Material provided:
---
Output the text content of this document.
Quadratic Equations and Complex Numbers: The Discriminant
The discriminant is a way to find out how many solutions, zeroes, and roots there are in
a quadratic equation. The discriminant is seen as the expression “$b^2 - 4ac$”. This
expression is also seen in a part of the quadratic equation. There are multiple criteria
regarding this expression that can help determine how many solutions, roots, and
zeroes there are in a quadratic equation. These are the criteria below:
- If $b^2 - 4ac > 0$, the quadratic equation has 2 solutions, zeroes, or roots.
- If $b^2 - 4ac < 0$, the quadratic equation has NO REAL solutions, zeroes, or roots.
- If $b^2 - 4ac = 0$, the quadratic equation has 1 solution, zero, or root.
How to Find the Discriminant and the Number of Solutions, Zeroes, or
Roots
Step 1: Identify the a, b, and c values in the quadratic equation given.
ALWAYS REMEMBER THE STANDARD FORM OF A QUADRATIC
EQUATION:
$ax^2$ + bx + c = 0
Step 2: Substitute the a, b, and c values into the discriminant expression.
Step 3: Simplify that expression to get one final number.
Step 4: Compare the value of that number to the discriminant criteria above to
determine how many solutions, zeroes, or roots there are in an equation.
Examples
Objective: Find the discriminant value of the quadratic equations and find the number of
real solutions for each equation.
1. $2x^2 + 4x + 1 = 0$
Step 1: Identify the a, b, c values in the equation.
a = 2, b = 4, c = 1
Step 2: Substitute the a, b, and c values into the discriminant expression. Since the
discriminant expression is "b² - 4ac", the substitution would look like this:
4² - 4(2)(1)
---
What you should do: Work out how many lines above have the string "that" in them, and give only the number.

Task answer: 3